Saved data entries:
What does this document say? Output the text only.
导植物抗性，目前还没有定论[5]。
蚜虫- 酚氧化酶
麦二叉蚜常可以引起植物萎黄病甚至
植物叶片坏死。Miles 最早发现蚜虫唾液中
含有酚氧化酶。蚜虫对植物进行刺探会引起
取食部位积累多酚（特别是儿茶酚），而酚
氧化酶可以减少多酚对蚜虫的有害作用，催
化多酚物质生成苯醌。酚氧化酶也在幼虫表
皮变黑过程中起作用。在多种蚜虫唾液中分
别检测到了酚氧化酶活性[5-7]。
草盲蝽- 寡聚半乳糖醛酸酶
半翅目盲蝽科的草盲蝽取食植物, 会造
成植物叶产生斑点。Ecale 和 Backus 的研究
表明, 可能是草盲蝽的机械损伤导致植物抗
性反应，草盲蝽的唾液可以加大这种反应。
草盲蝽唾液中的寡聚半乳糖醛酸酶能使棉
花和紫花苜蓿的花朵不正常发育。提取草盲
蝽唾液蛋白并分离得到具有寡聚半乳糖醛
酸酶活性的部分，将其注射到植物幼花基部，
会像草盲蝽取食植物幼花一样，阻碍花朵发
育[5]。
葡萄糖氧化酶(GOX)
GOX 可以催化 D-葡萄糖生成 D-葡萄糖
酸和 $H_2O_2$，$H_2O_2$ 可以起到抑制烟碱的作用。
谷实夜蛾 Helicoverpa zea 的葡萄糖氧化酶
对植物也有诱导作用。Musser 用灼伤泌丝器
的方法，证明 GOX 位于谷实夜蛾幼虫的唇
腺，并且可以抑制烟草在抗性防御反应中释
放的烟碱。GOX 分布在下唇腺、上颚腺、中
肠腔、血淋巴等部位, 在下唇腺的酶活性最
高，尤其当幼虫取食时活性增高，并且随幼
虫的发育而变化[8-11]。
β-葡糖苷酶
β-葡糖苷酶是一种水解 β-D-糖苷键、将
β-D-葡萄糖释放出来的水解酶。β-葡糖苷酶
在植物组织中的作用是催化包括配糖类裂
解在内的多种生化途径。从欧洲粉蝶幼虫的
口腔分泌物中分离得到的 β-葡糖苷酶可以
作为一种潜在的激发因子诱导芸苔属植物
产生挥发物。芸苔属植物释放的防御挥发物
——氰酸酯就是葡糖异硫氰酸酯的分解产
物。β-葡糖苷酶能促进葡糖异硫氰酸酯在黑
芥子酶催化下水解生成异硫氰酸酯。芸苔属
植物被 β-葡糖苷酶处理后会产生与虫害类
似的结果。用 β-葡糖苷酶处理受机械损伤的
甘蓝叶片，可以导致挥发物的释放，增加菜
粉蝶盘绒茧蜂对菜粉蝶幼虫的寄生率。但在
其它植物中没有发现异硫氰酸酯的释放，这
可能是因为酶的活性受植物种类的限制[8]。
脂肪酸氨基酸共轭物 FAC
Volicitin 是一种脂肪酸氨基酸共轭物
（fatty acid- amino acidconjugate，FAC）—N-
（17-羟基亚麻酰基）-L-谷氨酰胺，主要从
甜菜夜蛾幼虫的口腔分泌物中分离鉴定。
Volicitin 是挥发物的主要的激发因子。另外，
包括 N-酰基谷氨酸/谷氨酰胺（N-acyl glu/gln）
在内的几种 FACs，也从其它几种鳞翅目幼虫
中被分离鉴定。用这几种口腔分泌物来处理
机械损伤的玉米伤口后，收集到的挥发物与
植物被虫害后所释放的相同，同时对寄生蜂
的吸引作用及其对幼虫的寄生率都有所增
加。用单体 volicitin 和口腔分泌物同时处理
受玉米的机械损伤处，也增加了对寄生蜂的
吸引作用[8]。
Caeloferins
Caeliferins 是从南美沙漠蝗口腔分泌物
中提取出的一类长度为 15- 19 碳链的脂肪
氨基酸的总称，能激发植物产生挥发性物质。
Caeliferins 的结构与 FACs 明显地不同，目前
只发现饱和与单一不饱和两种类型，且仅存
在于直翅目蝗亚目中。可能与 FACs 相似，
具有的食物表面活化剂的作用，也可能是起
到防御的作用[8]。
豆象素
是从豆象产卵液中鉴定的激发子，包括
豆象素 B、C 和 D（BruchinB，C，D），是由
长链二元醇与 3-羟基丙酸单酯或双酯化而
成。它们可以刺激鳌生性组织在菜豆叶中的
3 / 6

Aim of the task »
Repeat each entry word for word.

Response »
What does this document say? Output the text only.
导植物抗性，目前还没有定论[5]。
蚜虫- 酚氧化酶
麦二叉蚜常可以引起植物萎黄病甚至
植物叶片坏死。Miles 最早发现蚜虫唾液中
含有酚氧化酶。蚜虫对植物进行刺探会引起
取食部位积累多酚（特别是儿茶酚），而酚
氧化酶可以减少多酚对蚜虫的有害作用，催
化多酚物质生成苯醌。酚氧化酶也在幼虫表
皮变黑过程中起作用。在多种蚜虫唾液中分
别检测到了酚氧化酶活性[5-7]。
草盲蝽- 寡聚半乳糖醛酸酶
半翅目盲蝽科的草盲蝽取食植物, 会造
成植物叶产生斑点。Ecale 和 Backus 的研究
表明, 可能是草盲蝽的机械损伤导致植物抗
性反应，草盲蝽的唾液可以加大这种反应。
草盲蝽唾液中的寡聚半乳糖醛酸酶能使棉
花和紫花苜蓿的花朵不正常发育。提取草盲
蝽唾液蛋白并分离得到具有寡聚半乳糖醛
酸酶活性的部分，将其注射到植物幼花基部，
会像草盲蝽取食植物幼花一样，阻碍花朵发
育[5]。
葡萄糖氧化酶(GOX)
GOX 可以催化 D-葡萄糖生成 D-葡萄糖
酸和 $H_2O_2$，$H_2O_2$ 可以起到抑制烟碱的作用。
谷实夜蛾 Helicoverpa zea 的葡萄糖氧化酶
对植物也有诱导作用。Musser 用灼伤泌丝器
的方法，证明 GOX 位于谷实夜蛾幼虫的唇
腺，并且可以抑制烟草在抗性防御反应中释
放的烟碱。GOX 分布在下唇腺、上颚腺、中
肠腔、血淋巴等部位, 在下唇腺的酶活性最
高，尤其当幼虫取食时活性增高，并且随幼
虫的发育而变化[8-11]。
β-葡糖苷酶
β-葡糖苷酶是一种水解 β-D-糖苷键、将
β-D-葡萄糖释放出来的水解酶。β-葡糖苷酶
在植物组织中的作用是催化包括配糖类裂
解在内的多种生化途径。从欧洲粉蝶幼虫的
口腔分泌物中分离得到的 β-葡糖苷酶可以
作为一种潜在的激发因子诱导芸苔属植物
产生挥发物。芸苔属植物释放的防御挥发物
——氰酸酯就是葡糖异硫氰酸酯的分解产
物。β-葡糖苷酶能促进葡糖异硫氰酸酯在黑
芥子酶催化下水解生成异硫氰酸酯。芸苔属
植物被 β-葡糖苷酶处理后会产生与虫害类
似的结果。用 β-葡糖苷酶处理受机械损伤的
甘蓝叶片，可以导致挥发物的释放，增加菜
粉蝶盘绒茧蜂对菜粉蝶幼虫的寄生率。但在
其它植物中没有发现异硫氰酸酯的释放，这
可能是因为酶的活性受植物种类的限制[8]。
脂肪酸氨基酸共轭物 FAC
Volicitin 是一种脂肪酸氨基酸共轭物
（fatty acid- amino acidconjugate，FAC）—N-
（17-羟基亚麻酰基）-L-谷氨酰胺，主要从
甜菜夜蛾幼虫的口腔分泌物中分离鉴定。
Volicitin 是挥发物的主要的激发因子。另外，
包括 N-酰基谷氨酸/谷氨酰胺（N-acyl glu/gln）
在内的几种 FACs，也从其它几种鳞翅目幼虫
中被分离鉴定。用这几种口腔分泌物来处理
机械损伤的玉米伤口后，收集到的挥发物与
植物被虫害后所释放的相同，同时对寄生蜂
的吸引作用及其对幼虫的寄生率都有所增
加。用单体 volicitin 和口腔分泌物同时处理
受玉米的机械损伤处，也增加了对寄生蜂的
吸引作用[8]。
Caeloferins
Caeliferins 是从南美沙漠蝗口腔分泌物
中提取出的一类长度为 15- 19 碳链的脂肪
氨基酸的总称，能激发植物产生挥发性物质。
Caeliferins 的结构与 FACs 明显地不同，目前
只发现饱和与单一不饱和两种类型，且仅存
在于直翅目蝗亚目中。可能与 FACs 相似，
具有的食物表面活化剂的作用，也可能是起
到防御的作用[8]。
豆象素
是从豆象产卵液中鉴定的激发子，包括
豆象素 B、C 和 D（BruchinB，C，D），是由
长链二元醇与 3-羟基丙酸单酯或双酯化而
成。它们可以刺激鳌生性组织在菜豆叶中的
3 / 6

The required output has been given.